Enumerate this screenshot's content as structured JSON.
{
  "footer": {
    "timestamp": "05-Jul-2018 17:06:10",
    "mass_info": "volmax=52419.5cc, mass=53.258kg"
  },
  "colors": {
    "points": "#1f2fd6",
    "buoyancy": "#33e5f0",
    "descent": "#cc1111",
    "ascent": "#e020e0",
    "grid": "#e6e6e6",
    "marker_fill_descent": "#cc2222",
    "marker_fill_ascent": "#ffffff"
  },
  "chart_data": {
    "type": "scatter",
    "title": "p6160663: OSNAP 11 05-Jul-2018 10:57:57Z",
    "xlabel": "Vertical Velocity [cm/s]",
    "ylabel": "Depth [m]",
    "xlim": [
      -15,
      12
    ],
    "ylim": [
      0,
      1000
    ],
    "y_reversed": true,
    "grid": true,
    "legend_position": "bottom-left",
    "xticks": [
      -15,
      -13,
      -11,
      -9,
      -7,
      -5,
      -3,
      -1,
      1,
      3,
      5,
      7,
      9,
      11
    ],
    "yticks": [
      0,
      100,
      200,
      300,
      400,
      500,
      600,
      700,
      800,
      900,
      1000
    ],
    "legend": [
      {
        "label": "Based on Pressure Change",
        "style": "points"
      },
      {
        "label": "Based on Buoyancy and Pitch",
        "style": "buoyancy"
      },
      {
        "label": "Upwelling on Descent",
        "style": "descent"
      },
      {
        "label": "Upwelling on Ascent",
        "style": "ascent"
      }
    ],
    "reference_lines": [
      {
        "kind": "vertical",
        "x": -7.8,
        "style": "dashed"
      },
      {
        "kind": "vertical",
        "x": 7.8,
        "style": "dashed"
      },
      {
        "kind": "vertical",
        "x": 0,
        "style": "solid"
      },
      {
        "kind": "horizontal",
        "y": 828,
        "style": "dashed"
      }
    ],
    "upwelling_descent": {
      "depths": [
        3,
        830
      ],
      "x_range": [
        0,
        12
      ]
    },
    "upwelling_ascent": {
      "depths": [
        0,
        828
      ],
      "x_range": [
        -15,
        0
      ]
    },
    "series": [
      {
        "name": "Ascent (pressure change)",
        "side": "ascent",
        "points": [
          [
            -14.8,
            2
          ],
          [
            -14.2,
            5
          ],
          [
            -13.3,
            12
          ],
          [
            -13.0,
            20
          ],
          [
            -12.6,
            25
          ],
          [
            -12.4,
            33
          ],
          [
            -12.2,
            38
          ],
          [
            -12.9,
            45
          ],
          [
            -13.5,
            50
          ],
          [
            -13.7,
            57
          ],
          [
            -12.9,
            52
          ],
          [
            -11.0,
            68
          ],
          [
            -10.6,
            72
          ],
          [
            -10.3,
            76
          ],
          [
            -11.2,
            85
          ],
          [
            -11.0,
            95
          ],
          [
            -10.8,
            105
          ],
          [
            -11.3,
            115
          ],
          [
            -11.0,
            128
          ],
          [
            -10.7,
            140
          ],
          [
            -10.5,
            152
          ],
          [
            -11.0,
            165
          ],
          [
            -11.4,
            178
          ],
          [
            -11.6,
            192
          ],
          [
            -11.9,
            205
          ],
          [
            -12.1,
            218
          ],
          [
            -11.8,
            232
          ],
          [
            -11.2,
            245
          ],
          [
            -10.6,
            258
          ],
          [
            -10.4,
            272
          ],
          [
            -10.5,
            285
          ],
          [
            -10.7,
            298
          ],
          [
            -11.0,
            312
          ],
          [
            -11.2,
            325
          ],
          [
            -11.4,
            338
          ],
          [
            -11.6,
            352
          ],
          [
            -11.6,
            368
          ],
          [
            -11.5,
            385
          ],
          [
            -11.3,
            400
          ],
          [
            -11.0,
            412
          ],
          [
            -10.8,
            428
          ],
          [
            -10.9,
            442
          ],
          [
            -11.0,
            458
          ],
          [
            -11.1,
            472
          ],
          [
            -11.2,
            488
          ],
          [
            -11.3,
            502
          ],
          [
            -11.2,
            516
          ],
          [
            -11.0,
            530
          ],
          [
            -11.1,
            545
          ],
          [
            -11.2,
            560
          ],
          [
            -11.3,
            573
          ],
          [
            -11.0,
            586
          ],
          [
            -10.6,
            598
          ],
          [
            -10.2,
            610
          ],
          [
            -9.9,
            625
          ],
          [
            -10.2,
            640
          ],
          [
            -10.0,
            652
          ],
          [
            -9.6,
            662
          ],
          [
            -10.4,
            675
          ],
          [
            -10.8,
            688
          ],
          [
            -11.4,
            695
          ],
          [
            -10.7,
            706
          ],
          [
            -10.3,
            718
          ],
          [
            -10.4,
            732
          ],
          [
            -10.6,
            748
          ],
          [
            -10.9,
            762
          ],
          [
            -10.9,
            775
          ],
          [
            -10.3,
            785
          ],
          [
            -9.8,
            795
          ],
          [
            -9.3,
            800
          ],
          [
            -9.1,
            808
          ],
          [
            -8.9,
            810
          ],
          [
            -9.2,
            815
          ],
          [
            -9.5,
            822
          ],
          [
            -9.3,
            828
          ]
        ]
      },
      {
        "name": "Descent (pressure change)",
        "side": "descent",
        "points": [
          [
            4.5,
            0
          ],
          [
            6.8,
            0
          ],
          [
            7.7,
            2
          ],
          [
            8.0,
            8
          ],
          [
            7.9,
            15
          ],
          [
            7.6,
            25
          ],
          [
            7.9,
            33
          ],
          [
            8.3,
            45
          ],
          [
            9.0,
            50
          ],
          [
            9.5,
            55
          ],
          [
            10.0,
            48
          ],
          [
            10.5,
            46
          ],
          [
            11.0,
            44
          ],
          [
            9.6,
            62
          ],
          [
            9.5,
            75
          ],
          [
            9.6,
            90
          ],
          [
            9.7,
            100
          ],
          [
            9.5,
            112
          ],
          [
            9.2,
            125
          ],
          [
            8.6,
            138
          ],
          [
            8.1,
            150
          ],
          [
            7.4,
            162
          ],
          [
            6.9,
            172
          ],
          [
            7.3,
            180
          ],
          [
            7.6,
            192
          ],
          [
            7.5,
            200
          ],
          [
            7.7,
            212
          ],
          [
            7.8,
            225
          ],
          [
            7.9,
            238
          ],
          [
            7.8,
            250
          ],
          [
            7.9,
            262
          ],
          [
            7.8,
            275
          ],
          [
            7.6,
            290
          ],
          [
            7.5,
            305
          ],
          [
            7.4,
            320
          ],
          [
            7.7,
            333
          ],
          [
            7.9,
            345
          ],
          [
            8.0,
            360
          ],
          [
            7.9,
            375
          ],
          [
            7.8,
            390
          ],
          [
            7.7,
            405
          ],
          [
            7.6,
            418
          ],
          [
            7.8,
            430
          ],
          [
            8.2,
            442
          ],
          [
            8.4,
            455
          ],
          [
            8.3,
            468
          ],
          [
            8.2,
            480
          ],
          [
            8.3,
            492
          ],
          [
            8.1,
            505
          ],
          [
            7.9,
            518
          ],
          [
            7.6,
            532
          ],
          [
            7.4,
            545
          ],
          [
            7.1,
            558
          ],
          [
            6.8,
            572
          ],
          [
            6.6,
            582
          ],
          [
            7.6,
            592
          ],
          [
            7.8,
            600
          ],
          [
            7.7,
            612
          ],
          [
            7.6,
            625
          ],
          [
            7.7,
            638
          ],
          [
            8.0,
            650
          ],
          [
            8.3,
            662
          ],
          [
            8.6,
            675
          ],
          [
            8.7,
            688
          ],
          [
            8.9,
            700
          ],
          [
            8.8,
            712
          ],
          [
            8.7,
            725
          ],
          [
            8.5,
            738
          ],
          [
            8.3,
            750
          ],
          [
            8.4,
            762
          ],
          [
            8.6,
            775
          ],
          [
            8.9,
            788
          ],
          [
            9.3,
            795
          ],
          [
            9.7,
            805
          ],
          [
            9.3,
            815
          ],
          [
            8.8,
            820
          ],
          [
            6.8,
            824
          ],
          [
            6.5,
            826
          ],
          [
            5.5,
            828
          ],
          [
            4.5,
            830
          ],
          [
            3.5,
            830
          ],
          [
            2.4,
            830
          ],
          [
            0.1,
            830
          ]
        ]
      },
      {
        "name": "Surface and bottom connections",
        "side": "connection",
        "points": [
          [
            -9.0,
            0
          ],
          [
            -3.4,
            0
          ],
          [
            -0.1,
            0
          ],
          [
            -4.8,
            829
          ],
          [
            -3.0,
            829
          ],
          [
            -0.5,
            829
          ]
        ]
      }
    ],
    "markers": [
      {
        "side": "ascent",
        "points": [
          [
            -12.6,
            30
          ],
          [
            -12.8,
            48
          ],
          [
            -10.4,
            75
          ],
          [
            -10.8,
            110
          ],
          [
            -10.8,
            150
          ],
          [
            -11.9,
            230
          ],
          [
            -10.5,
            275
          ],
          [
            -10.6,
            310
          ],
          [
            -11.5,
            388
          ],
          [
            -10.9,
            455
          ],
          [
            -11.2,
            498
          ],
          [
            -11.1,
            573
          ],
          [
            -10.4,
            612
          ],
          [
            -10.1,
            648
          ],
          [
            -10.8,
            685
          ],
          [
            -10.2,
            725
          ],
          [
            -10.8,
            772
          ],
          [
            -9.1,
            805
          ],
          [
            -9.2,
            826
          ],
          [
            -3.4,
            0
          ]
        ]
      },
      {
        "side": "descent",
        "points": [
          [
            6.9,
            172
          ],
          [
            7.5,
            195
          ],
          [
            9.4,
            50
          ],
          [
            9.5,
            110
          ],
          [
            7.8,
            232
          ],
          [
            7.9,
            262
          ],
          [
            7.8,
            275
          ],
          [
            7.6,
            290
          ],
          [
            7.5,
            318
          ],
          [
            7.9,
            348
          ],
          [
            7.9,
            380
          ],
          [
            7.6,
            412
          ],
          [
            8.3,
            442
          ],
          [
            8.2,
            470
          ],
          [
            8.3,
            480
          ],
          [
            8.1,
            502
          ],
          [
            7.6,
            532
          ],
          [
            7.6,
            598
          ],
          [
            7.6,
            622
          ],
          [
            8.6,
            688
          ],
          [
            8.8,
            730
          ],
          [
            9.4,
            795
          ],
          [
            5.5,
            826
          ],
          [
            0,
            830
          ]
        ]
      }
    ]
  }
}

++++

GIVEN PROBLEM:
From the entries above, copy every line containing the word "style".

EXERCISE RESPONSE:
        "style": "points"
        "style": "buoyancy"
        "style": "descent"
        "style": "ascent"
        "style": "dashed"
        "style": "dashed"
        "style": "solid"
        "style": "dashed"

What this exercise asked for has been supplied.